◆ INPUT RECORDS:
## Begin

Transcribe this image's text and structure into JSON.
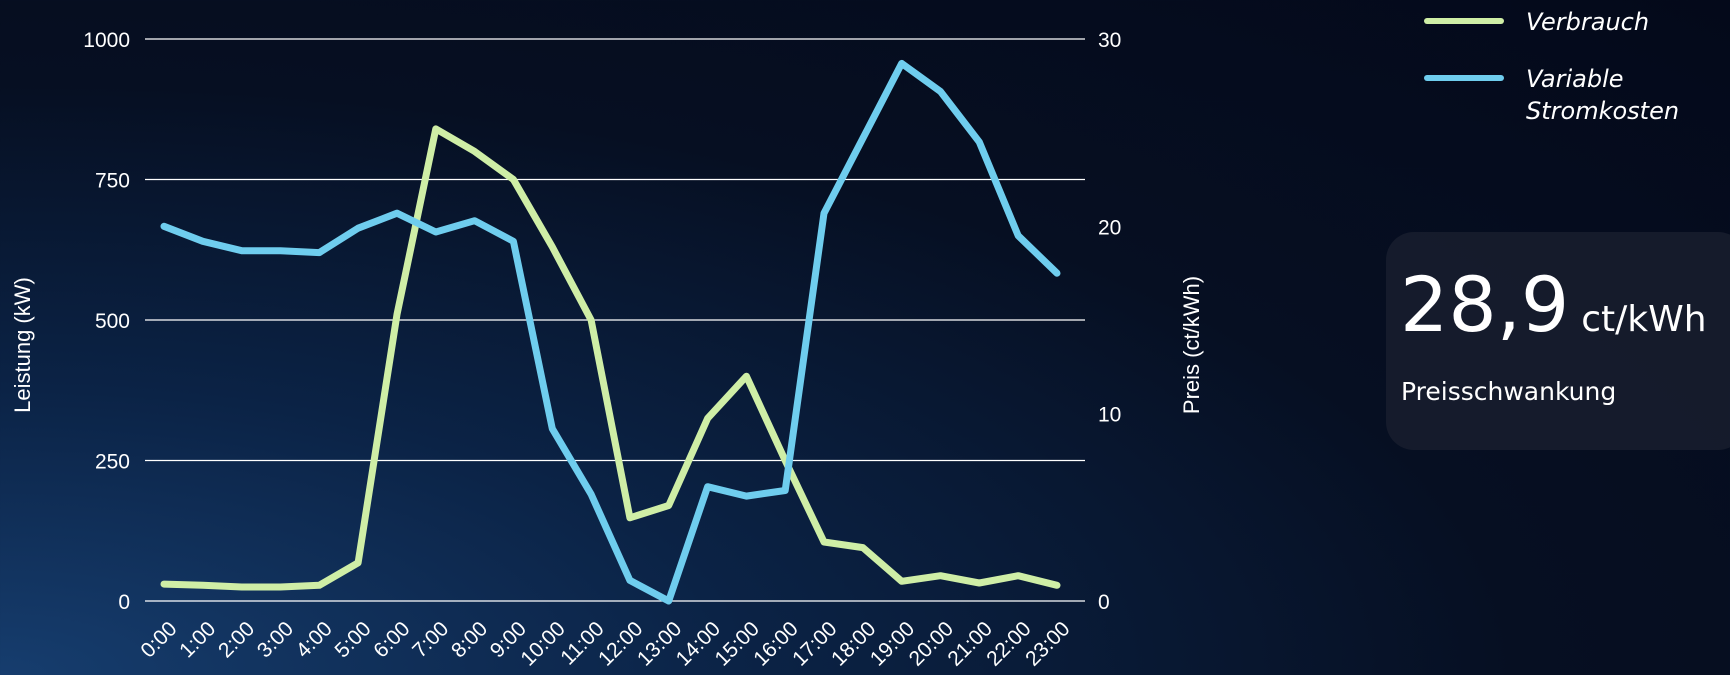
{
  "chart_data": {
    "type": "line",
    "x": [
      "0:00",
      "1:00",
      "2:00",
      "3:00",
      "4:00",
      "5:00",
      "6:00",
      "7:00",
      "8:00",
      "9:00",
      "10:00",
      "11:00",
      "12:00",
      "13:00",
      "14:00",
      "15:00",
      "16:00",
      "17:00",
      "18:00",
      "19:00",
      "20:00",
      "21:00",
      "22:00",
      "23:00"
    ],
    "ylabel": "Leistung (kW)",
    "y2label": "Preis (ct/kWh)",
    "ylim": [
      0,
      1000
    ],
    "y2lim": [
      0,
      30
    ],
    "yticks": [
      0,
      250,
      500,
      750,
      1000
    ],
    "y2ticks": [
      0,
      10,
      20,
      30
    ],
    "grid": true,
    "legend_position": "top-right",
    "series": [
      {
        "name": "Verbrauch",
        "axis": "left",
        "color": "#cfeea6",
        "values": [
          30,
          28,
          25,
          25,
          28,
          68,
          510,
          840,
          800,
          750,
          630,
          500,
          148,
          170,
          325,
          400,
          250,
          105,
          95,
          35,
          45,
          32,
          45,
          28
        ]
      },
      {
        "name": "Variable Stromkosten",
        "axis": "right",
        "color": "#6fcdee",
        "values": [
          20.0,
          19.2,
          18.7,
          18.7,
          18.6,
          19.9,
          20.7,
          19.7,
          20.3,
          19.2,
          9.2,
          5.7,
          1.1,
          0.0,
          6.1,
          5.6,
          5.9,
          20.7,
          24.7,
          28.7,
          27.2,
          24.5,
          19.5,
          17.5
        ]
      }
    ]
  },
  "legend": {
    "items": [
      {
        "label": "Verbrauch",
        "color": "#cfeea6"
      },
      {
        "label": "Variable Stromkosten",
        "color": "#6fcdee"
      }
    ]
  },
  "stat": {
    "value": "28,9",
    "unit": "ct/kWh",
    "label": "Preisschwankung"
  }
}
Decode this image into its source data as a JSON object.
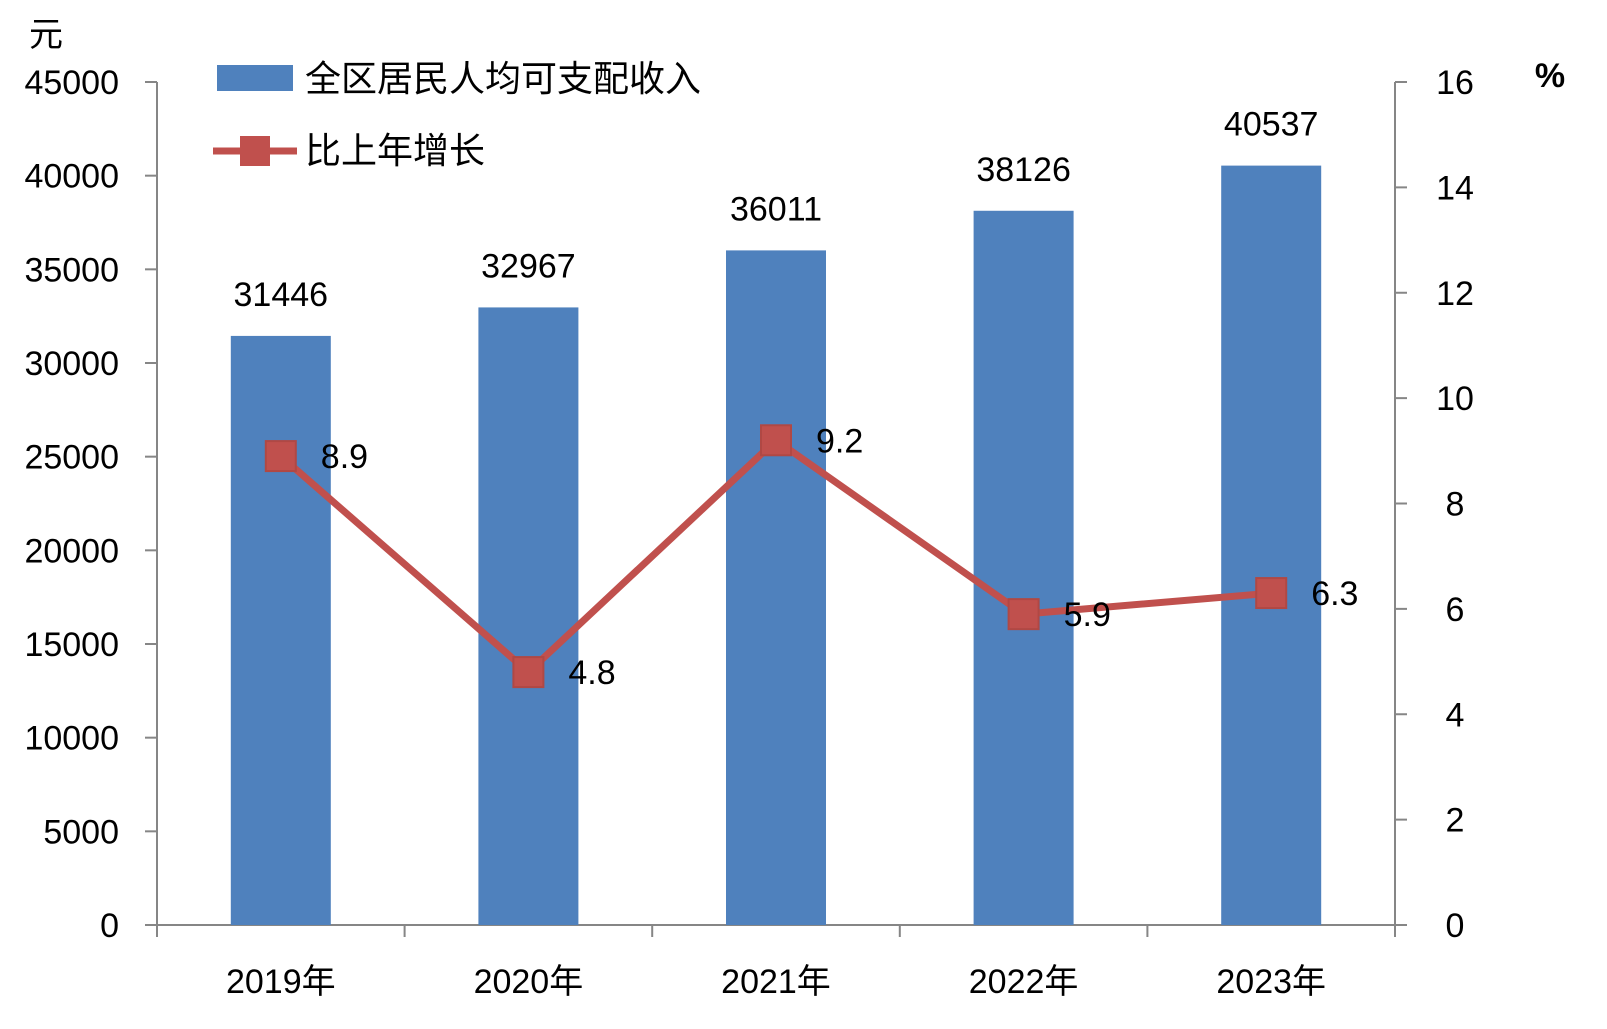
{
  "chart_data": {
    "type": "bar",
    "categories": [
      "2019年",
      "2020年",
      "2021年",
      "2022年",
      "2023年"
    ],
    "left_axis": {
      "unit": "元",
      "ylim": [
        0,
        45000
      ],
      "ticks": [
        0,
        5000,
        10000,
        15000,
        20000,
        25000,
        30000,
        35000,
        40000,
        45000
      ]
    },
    "right_axis": {
      "unit": "%",
      "ylim": [
        0,
        16
      ],
      "ticks": [
        0,
        2,
        4,
        6,
        8,
        10,
        12,
        14,
        16
      ]
    },
    "series": [
      {
        "name": "全区居民人均可支配收入",
        "type": "bar",
        "axis": "left",
        "color": "#4F81BD",
        "values": [
          31446,
          32967,
          36011,
          38126,
          40537
        ],
        "labels": [
          "31446",
          "32967",
          "36011",
          "38126",
          "40537"
        ]
      },
      {
        "name": "比上年增长",
        "type": "line",
        "axis": "right",
        "color": "#C0504D",
        "marker": "square",
        "values": [
          8.9,
          4.8,
          9.2,
          5.9,
          6.3
        ],
        "labels": [
          "8.9",
          "4.8",
          "9.2",
          "5.9",
          "6.3"
        ]
      }
    ],
    "legend": {
      "placement": "top-left"
    },
    "grid": false
  }
}
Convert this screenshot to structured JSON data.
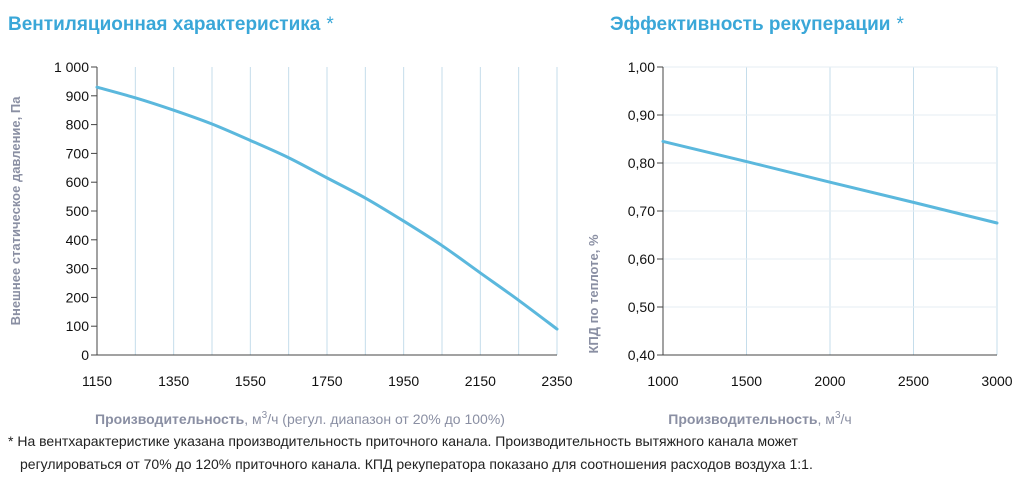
{
  "titles": {
    "ventilation": "Вентиляционная характеристика",
    "recovery": "Эффективность рекуперации",
    "star": "*"
  },
  "colors": {
    "accent": "#3aa7d8",
    "line": "#5bb8dd",
    "grid": "#c5ddeb",
    "axis_label": "#8a8fa3"
  },
  "footnote": {
    "line1": "* На вентхарактеристике указана производительность приточного канала. Производительность вытяжного канала может",
    "line2": "регулироваться от 70% до 120% приточного канала. КПД рекуператора показано для соотношения расходов воздуха 1:1."
  },
  "chart_data": [
    {
      "type": "line",
      "title": "Вентиляционная характеристика",
      "ylabel": "Внешнее статическое давление, Па",
      "xlabel_bold": "Производительность",
      "xlabel_unit": ", м",
      "xlabel_sup": "3",
      "xlabel_unit2": "/ч",
      "xlabel_note": " (регул. диапазон от 20% до 100%)",
      "xlim": [
        1150,
        2350
      ],
      "ylim": [
        0,
        1000
      ],
      "x_ticks": [
        "1150",
        "1350",
        "1550",
        "1750",
        "1950",
        "2150",
        "2350"
      ],
      "y_ticks": [
        "0",
        "100",
        "200",
        "300",
        "400",
        "500",
        "600",
        "700",
        "800",
        "900",
        "1 000"
      ],
      "series": [
        {
          "name": "Вентиляционная характеристика",
          "x": [
            1150,
            1250,
            1350,
            1450,
            1550,
            1650,
            1750,
            1850,
            1950,
            2050,
            2150,
            2250,
            2350
          ],
          "y": [
            930,
            893,
            850,
            802,
            745,
            685,
            615,
            545,
            465,
            380,
            285,
            190,
            90
          ]
        }
      ]
    },
    {
      "type": "line",
      "title": "Эффективность рекуперации",
      "ylabel": "КПД по теплоте, %",
      "xlabel_bold": "Производительность",
      "xlabel_unit": ", м",
      "xlabel_sup": "3",
      "xlabel_unit2": "/ч",
      "xlim": [
        1000,
        3000
      ],
      "ylim": [
        0.4,
        1.0
      ],
      "x_ticks": [
        "1000",
        "1500",
        "2000",
        "2500",
        "3000"
      ],
      "y_ticks": [
        "0,40",
        "0,50",
        "0,60",
        "0,70",
        "0,80",
        "0,90",
        "1,00"
      ],
      "series": [
        {
          "name": "КПД по теплоте",
          "x": [
            1000,
            1500,
            2000,
            2500,
            3000
          ],
          "y": [
            0.845,
            0.803,
            0.76,
            0.718,
            0.675
          ]
        }
      ]
    }
  ]
}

## End

◆ TASK PROMPT:
Copy the whole listing above word for word but do not carry over the pictures.

◆ WRITTEN SOLUTION:
Transcribe this image's text and structure into JSON.
{
  "chart_data": {
    "type": "line",
    "x": [
      "0:00",
      "1:00",
      "2:00",
      "3:00",
      "4:00",
      "5:00",
      "6:00",
      "7:00",
      "8:00",
      "9:00",
      "10:00",
      "11:00",
      "12:00",
      "13:00",
      "14:00",
      "15:00",
      "16:00",
      "17:00",
      "18:00",
      "19:00",
      "20:00",
      "21:00",
      "22:00",
      "23:00"
    ],
    "ylabel": "Leistung (kW)",
    "y2label": "Preis (ct/kWh)",
    "ylim": [
      0,
      1000
    ],
    "y2lim": [
      0,
      30
    ],
    "yticks": [
      0,
      250,
      500,
      750,
      1000
    ],
    "y2ticks": [
      0,
      10,
      20,
      30
    ],
    "grid": true,
    "legend_position": "top-right",
    "series": [
      {
        "name": "Verbrauch",
        "axis": "left",
        "color": "#cfeea6",
        "values": [
          30,
          28,
          25,
          25,
          28,
          68,
          510,
          840,
          800,
          750,
          630,
          500,
          148,
          170,
          325,
          400,
          250,
          105,
          95,
          35,
          45,
          32,
          45,
          28
        ]
      },
      {
        "name": "Variable Stromkosten",
        "axis": "right",
        "color": "#6fcdee",
        "values": [
          20.0,
          19.2,
          18.7,
          18.7,
          18.6,
          19.9,
          20.7,
          19.7,
          20.3,
          19.2,
          9.2,
          5.7,
          1.1,
          0.0,
          6.1,
          5.6,
          5.9,
          20.7,
          24.7,
          28.7,
          27.2,
          24.5,
          19.5,
          17.5
        ]
      }
    ]
  },
  "legend": {
    "items": [
      {
        "label": "Verbrauch",
        "color": "#cfeea6"
      },
      {
        "label": "Variable Stromkosten",
        "color": "#6fcdee"
      }
    ]
  },
  "stat": {
    "value": "28,9",
    "unit": "ct/kWh",
    "label": "Preisschwankung"
  }
}
Decode this image into its source data as a JSON object.
{
  "chart_data": {
    "type": "bar",
    "categories": [
      "2019年",
      "2020年",
      "2021年",
      "2022年",
      "2023年"
    ],
    "left_axis": {
      "unit": "元",
      "ylim": [
        0,
        45000
      ],
      "ticks": [
        0,
        5000,
        10000,
        15000,
        20000,
        25000,
        30000,
        35000,
        40000,
        45000
      ]
    },
    "right_axis": {
      "unit": "%",
      "ylim": [
        0,
        16
      ],
      "ticks": [
        0,
        2,
        4,
        6,
        8,
        10,
        12,
        14,
        16
      ]
    },
    "series": [
      {
        "name": "全区居民人均可支配收入",
        "type": "bar",
        "axis": "left",
        "color": "#4F81BD",
        "values": [
          31446,
          32967,
          36011,
          38126,
          40537
        ],
        "labels": [
          "31446",
          "32967",
          "36011",
          "38126",
          "40537"
        ]
      },
      {
        "name": "比上年增长",
        "type": "line",
        "axis": "right",
        "color": "#C0504D",
        "marker": "square",
        "values": [
          8.9,
          4.8,
          9.2,
          5.9,
          6.3
        ],
        "labels": [
          "8.9",
          "4.8",
          "9.2",
          "5.9",
          "6.3"
        ]
      }
    ],
    "legend": {
      "placement": "top-left"
    },
    "grid": false
  }
}
Convert this screenshot to structured JSON data.
{
  "titles": {
    "ventilation": "Вентиляционная характеристика",
    "recovery": "Эффективность рекуперации",
    "star": "*"
  },
  "colors": {
    "accent": "#3aa7d8",
    "line": "#5bb8dd",
    "grid": "#c5ddeb",
    "axis_label": "#8a8fa3"
  },
  "footnote": {
    "line1": "* На вентхарактеристике указана производительность приточного канала. Производительность вытяжного канала может",
    "line2": "регулироваться от 70% до 120% приточного канала. КПД рекуператора показано для соотношения расходов воздуха 1:1."
  },
  "chart_data": [
    {
      "type": "line",
      "title": "Вентиляционная характеристика",
      "ylabel": "Внешнее статическое давление, Па",
      "xlabel_bold": "Производительность",
      "xlabel_unit": ", м",
      "xlabel_sup": "3",
      "xlabel_unit2": "/ч",
      "xlabel_note": " (регул. диапазон от 20% до 100%)",
      "xlim": [
        1150,
        2350
      ],
      "ylim": [
        0,
        1000
      ],
      "x_ticks": [
        "1150",
        "1350",
        "1550",
        "1750",
        "1950",
        "2150",
        "2350"
      ],
      "y_ticks": [
        "0",
        "100",
        "200",
        "300",
        "400",
        "500",
        "600",
        "700",
        "800",
        "900",
        "1 000"
      ],
      "series": [
        {
          "name": "Вентиляционная характеристика",
          "x": [
            1150,
            1250,
            1350,
            1450,
            1550,
            1650,
            1750,
            1850,
            1950,
            2050,
            2150,
            2250,
            2350
          ],
          "y": [
            930,
            893,
            850,
            802,
            745,
            685,
            615,
            545,
            465,
            380,
            285,
            190,
            90
          ]
        }
      ]
    },
    {
      "type": "line",
      "title": "Эффективность рекуперации",
      "ylabel": "КПД по теплоте, %",
      "xlabel_bold": "Производительность",
      "xlabel_unit": ", м",
      "xlabel_sup": "3",
      "xlabel_unit2": "/ч",
      "xlim": [
        1000,
        3000
      ],
      "ylim": [
        0.4,
        1.0
      ],
      "x_ticks": [
        "1000",
        "1500",
        "2000",
        "2500",
        "3000"
      ],
      "y_ticks": [
        "0,40",
        "0,50",
        "0,60",
        "0,70",
        "0,80",
        "0,90",
        "1,00"
      ],
      "series": [
        {
          "name": "КПД по теплоте",
          "x": [
            1000,
            1500,
            2000,
            2500,
            3000
          ],
          "y": [
            0.845,
            0.803,
            0.76,
            0.718,
            0.675
          ]
        }
      ]
    }
  ]
}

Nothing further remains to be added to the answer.